- [WHAT THE TASK ASKS] Output every entry exactly, from the first line to the last.

- [INPUT MATERIAL]
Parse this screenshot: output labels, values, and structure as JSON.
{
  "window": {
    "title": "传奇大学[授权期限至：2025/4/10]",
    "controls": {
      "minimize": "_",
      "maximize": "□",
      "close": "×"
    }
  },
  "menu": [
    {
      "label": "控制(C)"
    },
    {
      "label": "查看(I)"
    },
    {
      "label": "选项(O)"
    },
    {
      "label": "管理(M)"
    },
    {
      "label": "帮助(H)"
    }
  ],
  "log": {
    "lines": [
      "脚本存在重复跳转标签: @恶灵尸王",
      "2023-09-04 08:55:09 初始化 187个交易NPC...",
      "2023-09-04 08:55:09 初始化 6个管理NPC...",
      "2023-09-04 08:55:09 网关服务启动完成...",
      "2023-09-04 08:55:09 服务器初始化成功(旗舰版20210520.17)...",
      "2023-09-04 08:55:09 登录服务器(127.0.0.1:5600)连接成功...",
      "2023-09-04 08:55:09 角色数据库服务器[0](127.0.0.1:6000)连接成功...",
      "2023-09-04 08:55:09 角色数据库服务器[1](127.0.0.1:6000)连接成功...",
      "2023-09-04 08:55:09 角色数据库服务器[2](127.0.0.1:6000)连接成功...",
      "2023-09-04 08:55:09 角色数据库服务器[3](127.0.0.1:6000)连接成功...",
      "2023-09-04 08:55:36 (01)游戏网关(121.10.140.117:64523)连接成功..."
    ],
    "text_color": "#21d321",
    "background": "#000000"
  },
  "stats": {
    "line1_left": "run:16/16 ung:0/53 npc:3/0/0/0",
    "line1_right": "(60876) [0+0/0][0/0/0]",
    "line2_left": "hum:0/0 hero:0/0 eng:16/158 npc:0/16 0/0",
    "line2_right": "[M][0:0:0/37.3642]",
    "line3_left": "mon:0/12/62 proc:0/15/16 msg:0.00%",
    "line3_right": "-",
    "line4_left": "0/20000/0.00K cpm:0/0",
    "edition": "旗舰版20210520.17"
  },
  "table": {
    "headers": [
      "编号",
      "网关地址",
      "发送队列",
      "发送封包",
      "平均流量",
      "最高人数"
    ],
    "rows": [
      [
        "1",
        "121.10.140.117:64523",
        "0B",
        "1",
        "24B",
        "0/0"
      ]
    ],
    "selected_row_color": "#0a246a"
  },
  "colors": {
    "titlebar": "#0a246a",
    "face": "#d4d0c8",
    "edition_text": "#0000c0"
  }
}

- [RESPONSE TO THIS EXERCISE]
Parse this screenshot: output labels, values, and structure as JSON.
{
  "window": {
    "title": "传奇大学[授权期限至：2025/4/10]",
    "controls": {
      "minimize": "_",
      "maximize": "□",
      "close": "×"
    }
  },
  "menu": [
    {
      "label": "控制(C)"
    },
    {
      "label": "查看(I)"
    },
    {
      "label": "选项(O)"
    },
    {
      "label": "管理(M)"
    },
    {
      "label": "帮助(H)"
    }
  ],
  "log": {
    "lines": [
      "脚本存在重复跳转标签: @恶灵尸王",
      "2023-09-04 08:55:09 初始化 187个交易NPC...",
      "2023-09-04 08:55:09 初始化 6个管理NPC...",
      "2023-09-04 08:55:09 网关服务启动完成...",
      "2023-09-04 08:55:09 服务器初始化成功(旗舰版20210520.17)...",
      "2023-09-04 08:55:09 登录服务器(127.0.0.1:5600)连接成功...",
      "2023-09-04 08:55:09 角色数据库服务器[0](127.0.0.1:6000)连接成功...",
      "2023-09-04 08:55:09 角色数据库服务器[1](127.0.0.1:6000)连接成功...",
      "2023-09-04 08:55:09 角色数据库服务器[2](127.0.0.1:6000)连接成功...",
      "2023-09-04 08:55:09 角色数据库服务器[3](127.0.0.1:6000)连接成功...",
      "2023-09-04 08:55:36 (01)游戏网关(121.10.140.117:64523)连接成功..."
    ],
    "text_color": "#21d321",
    "background": "#000000"
  },
  "stats": {
    "line1_left": "run:16/16 ung:0/53 npc:3/0/0/0",
    "line1_right": "(60876) [0+0/0][0/0/0]",
    "line2_left": "hum:0/0 hero:0/0 eng:16/158 npc:0/16 0/0",
    "line2_right": "[M][0:0:0/37.3642]",
    "line3_left": "mon:0/12/62 proc:0/15/16 msg:0.00%",
    "line3_right": "-",
    "line4_left": "0/20000/0.00K cpm:0/0",
    "edition": "旗舰版20210520.17"
  },
  "table": {
    "headers": [
      "编号",
      "网关地址",
      "发送队列",
      "发送封包",
      "平均流量",
      "最高人数"
    ],
    "rows": [
      [
        "1",
        "121.10.140.117:64523",
        "0B",
        "1",
        "24B",
        "0/0"
      ]
    ],
    "selected_row_color": "#0a246a"
  },
  "colors": {
    "titlebar": "#0a246a",
    "face": "#d4d0c8",
    "edition_text": "#0000c0"
  }
}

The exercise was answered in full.